(RAW DATA)
────────

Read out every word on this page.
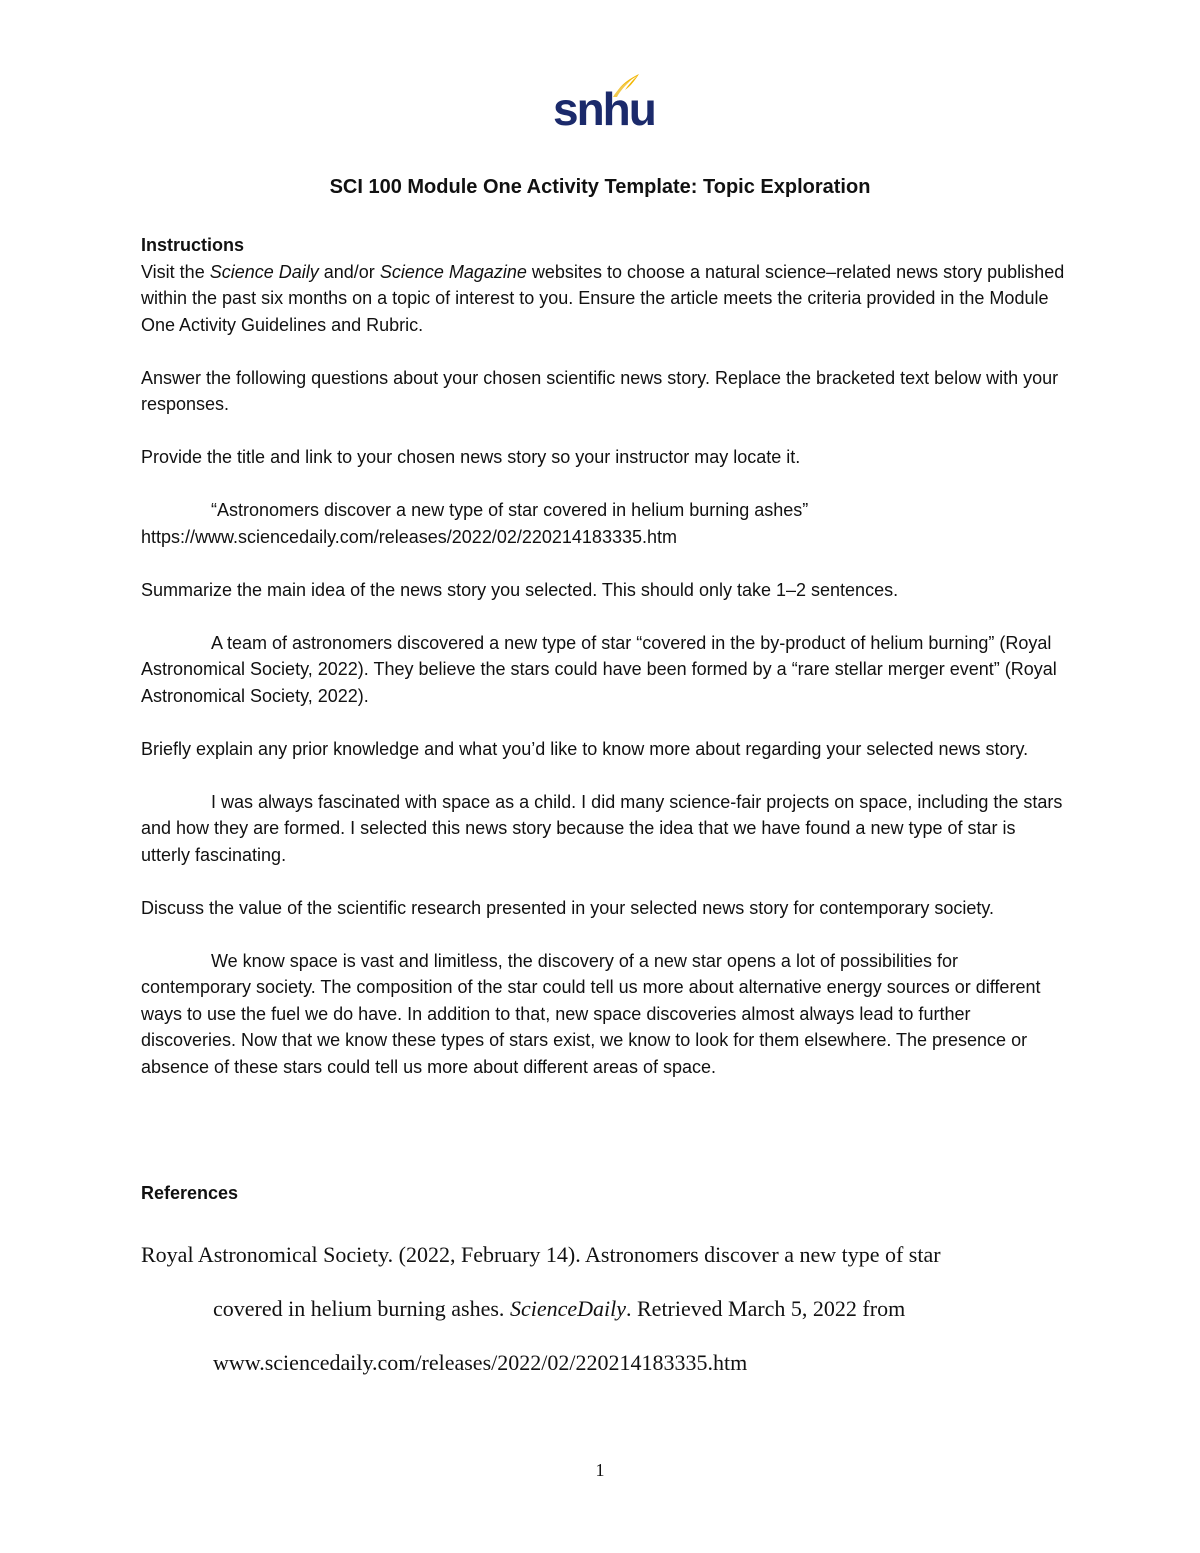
snhu
SCI 100 Module One Activity Template: Topic Exploration

Instructions

Visit the Science Daily and/or Science Magazine websites to choose a natural science–related news story published within the past six months on a topic of interest to you. Ensure the article meets the criteria provided in the Module One Activity Guidelines and Rubric.

Answer the following questions about your chosen scientific news story. Replace the bracketed text below with your responses.

Provide the title and link to your chosen news story so your instructor may locate it.

“Astronomers discover a new type of star covered in helium burning ashes”

https://www.sciencedaily.com/releases/2022/02/220214183335.htm

Summarize the main idea of the news story you selected. This should only take 1–2 sentences.

A team of astronomers discovered a new type of star “covered in the by-product of helium burning” (Royal Astronomical Society, 2022). They believe the stars could have been formed by a “rare stellar merger event” (Royal Astronomical Society, 2022).

Briefly explain any prior knowledge and what you’d like to know more about regarding your selected news story.

I was always fascinated with space as a child. I did many science-fair projects on space, including the stars and how they are formed. I selected this news story because the idea that we have found a new type of star is utterly fascinating.

Discuss the value of the scientific research presented in your selected news story for contemporary society.

We know space is vast and limitless, the discovery of a new star opens a lot of possibilities for contemporary society. The composition of the star could tell us more about alternative energy sources or different ways to use the fuel we do have. In addition to that, new space discoveries almost always lead to further discoveries. Now that we know these types of stars exist, we know to look for them elsewhere. The presence or absence of these stars could tell us more about different areas of space.

References
Royal Astronomical Society. (2022, February 14). Astronomers discover a new type of star
covered in helium burning ashes. ScienceDaily. Retrieved March 5, 2022 from
www.sciencedaily.com/releases/2022/02/220214183335.htm
1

────────

(THE PROBLEM) Find all lines holding the string "Royal" and copy them.

(REPLY)
A team of astronomers discovered a new type of star “covered in the by-product of helium burning” (Royal Astronomical Society, 2022). They believe the stars could have been formed by a “rare stellar merger event” (Royal Astronomical Society, 2022).
Royal Astronomical Society. (2022, February 14). Astronomers discover a new type of star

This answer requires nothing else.